*STATED GOAL*. Could you extract every line of the material below word for word, omitting the pictures from your answer?

-------- DATA LINES

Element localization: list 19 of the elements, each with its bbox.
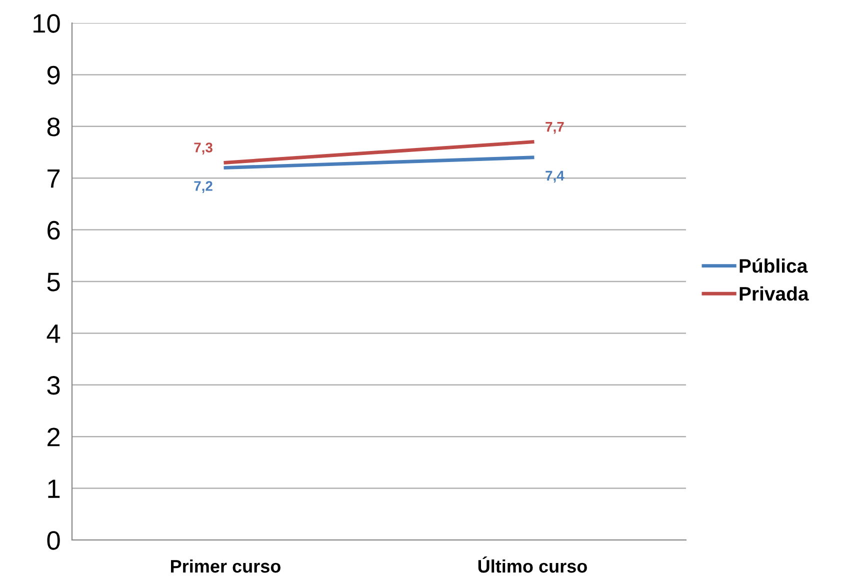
y-tick-label: 7: [48, 170, 60, 188]
y-tick-label: 2: [48, 428, 60, 446]
y-tick-label: 3: [47, 376, 60, 395]
y-tick-label: 9: [47, 66, 60, 85]
x-tick-label: Último curso: [478, 556, 587, 573]
data-label: 7,4: [546, 170, 564, 183]
data-label: 7,2: [194, 181, 212, 193]
y-tick-label: 6: [48, 220, 60, 240]
data-label: 7,7: [546, 122, 564, 134]
legend-label: Privada: [740, 286, 809, 301]
y-tick-label: 0: [47, 531, 60, 550]
y-tick-label: 8: [47, 118, 60, 136]
y-tick-label: 4: [46, 324, 60, 343]
y-tick-label: 5: [47, 272, 60, 292]
legend-label: Pública: [740, 258, 808, 273]
x-tick-label: Primer curso: [171, 559, 280, 573]
y-tick-label: 1: [48, 480, 60, 498]
y-tick-label: 10: [34, 14, 60, 33]
data-label: 7,3: [194, 142, 212, 154]
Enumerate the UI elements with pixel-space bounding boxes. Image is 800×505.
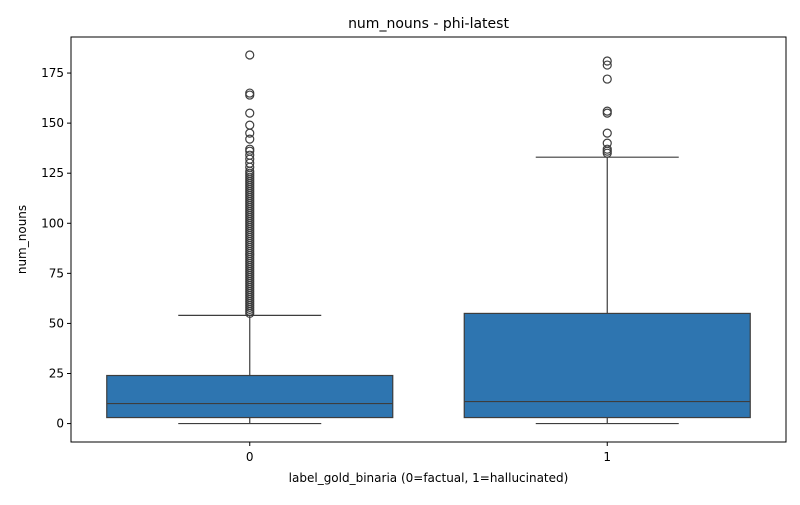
box-group-1 — [463, 56, 751, 425]
y-tick-label: 175 — [41, 66, 64, 80]
y-axis-label: num_nouns — [15, 205, 29, 274]
outlier-point — [245, 120, 255, 130]
iqr-box — [463, 312, 751, 419]
y-tick-label: 125 — [41, 166, 64, 180]
outlier-point — [245, 108, 255, 118]
outlier-point — [602, 60, 612, 70]
outlier-point — [602, 106, 612, 116]
chart-title: num_nouns - phi-latest — [348, 16, 509, 32]
y-tick-label: 75 — [49, 266, 64, 280]
outlier-point — [245, 128, 255, 138]
outlier-point — [602, 56, 612, 66]
box-group-0 — [106, 50, 394, 425]
plot-frame — [70, 36, 787, 443]
y-tick-label: 25 — [49, 366, 64, 380]
outlier-point — [602, 138, 612, 148]
outlier-point — [245, 150, 255, 160]
y-axis: 0 25 50 75 100 125 150 175 — [41, 66, 71, 431]
outlier-point — [245, 144, 255, 154]
outlier-point — [245, 88, 255, 98]
plot-area — [106, 50, 751, 425]
outlier-point — [602, 74, 612, 84]
y-tick-label: 0 — [56, 417, 64, 431]
outlier-point — [245, 50, 255, 60]
y-tick-label: 50 — [49, 316, 64, 330]
y-tick-label: 100 — [41, 216, 64, 230]
x-axis-label: label_gold_binaria (0=factual, 1=halluci… — [289, 471, 569, 485]
iqr-box — [106, 374, 394, 419]
x-tick-label: 0 — [246, 450, 254, 464]
outlier-point — [245, 134, 255, 144]
x-tick-label: 1 — [603, 450, 611, 464]
outlier-point — [602, 128, 612, 138]
y-tick-label: 150 — [41, 116, 64, 130]
outlier-point — [602, 144, 612, 154]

----------------

*RESULT OF THIS EXERCISE*.
Element localization: list 19 of the elements, each with its bbox.
y-tick-label: 7: [48, 170, 60, 188]
y-tick-label: 2: [48, 428, 60, 446]
y-tick-label: 3: [47, 376, 60, 395]
y-tick-label: 9: [47, 66, 60, 85]
x-tick-label: Último curso: [478, 556, 587, 573]
data-label: 7,4: [546, 170, 564, 183]
data-label: 7,2: [194, 181, 212, 193]
y-tick-label: 6: [48, 220, 60, 240]
data-label: 7,7: [546, 122, 564, 134]
legend-label: Privada: [740, 286, 809, 301]
y-tick-label: 0: [47, 531, 60, 550]
y-tick-label: 8: [47, 118, 60, 136]
y-tick-label: 4: [46, 324, 60, 343]
y-tick-label: 5: [47, 272, 60, 292]
legend-label: Pública: [740, 258, 808, 273]
x-tick-label: Primer curso: [171, 559, 280, 573]
y-tick-label: 1: [48, 480, 60, 498]
y-tick-label: 10: [34, 14, 60, 33]
data-label: 7,3: [194, 142, 212, 154]
Enumerate the UI elements with pixel-space bounding boxes. Image is 800×505.
box-group-1 — [463, 56, 751, 425]
y-tick-label: 175 — [41, 66, 64, 80]
y-axis-label: num_nouns — [15, 205, 29, 274]
outlier-point — [245, 120, 255, 130]
iqr-box — [463, 312, 751, 419]
y-tick-label: 125 — [41, 166, 64, 180]
outlier-point — [245, 108, 255, 118]
outlier-point — [602, 60, 612, 70]
outlier-point — [602, 106, 612, 116]
chart-title: num_nouns - phi-latest — [348, 16, 509, 32]
y-tick-label: 75 — [49, 266, 64, 280]
outlier-point — [245, 128, 255, 138]
outlier-point — [602, 56, 612, 66]
box-group-0 — [106, 50, 394, 425]
plot-frame — [70, 36, 787, 443]
y-tick-label: 25 — [49, 366, 64, 380]
outlier-point — [602, 138, 612, 148]
outlier-point — [245, 150, 255, 160]
y-axis: 0 25 50 75 100 125 150 175 — [41, 66, 71, 431]
outlier-point — [245, 144, 255, 154]
outlier-point — [245, 88, 255, 98]
plot-area — [106, 50, 751, 425]
outlier-point — [602, 74, 612, 84]
y-tick-label: 0 — [56, 417, 64, 431]
outlier-point — [245, 50, 255, 60]
y-tick-label: 50 — [49, 316, 64, 330]
y-tick-label: 100 — [41, 216, 64, 230]
x-axis-label: label_gold_binaria (0=factual, 1=halluci… — [289, 471, 569, 485]
iqr-box — [106, 374, 394, 419]
x-tick-label: 0 — [246, 450, 254, 464]
outlier-point — [245, 134, 255, 144]
x-tick-label: 1 — [603, 450, 611, 464]
outlier-point — [602, 128, 612, 138]
y-tick-label: 150 — [41, 116, 64, 130]
outlier-point — [602, 144, 612, 154]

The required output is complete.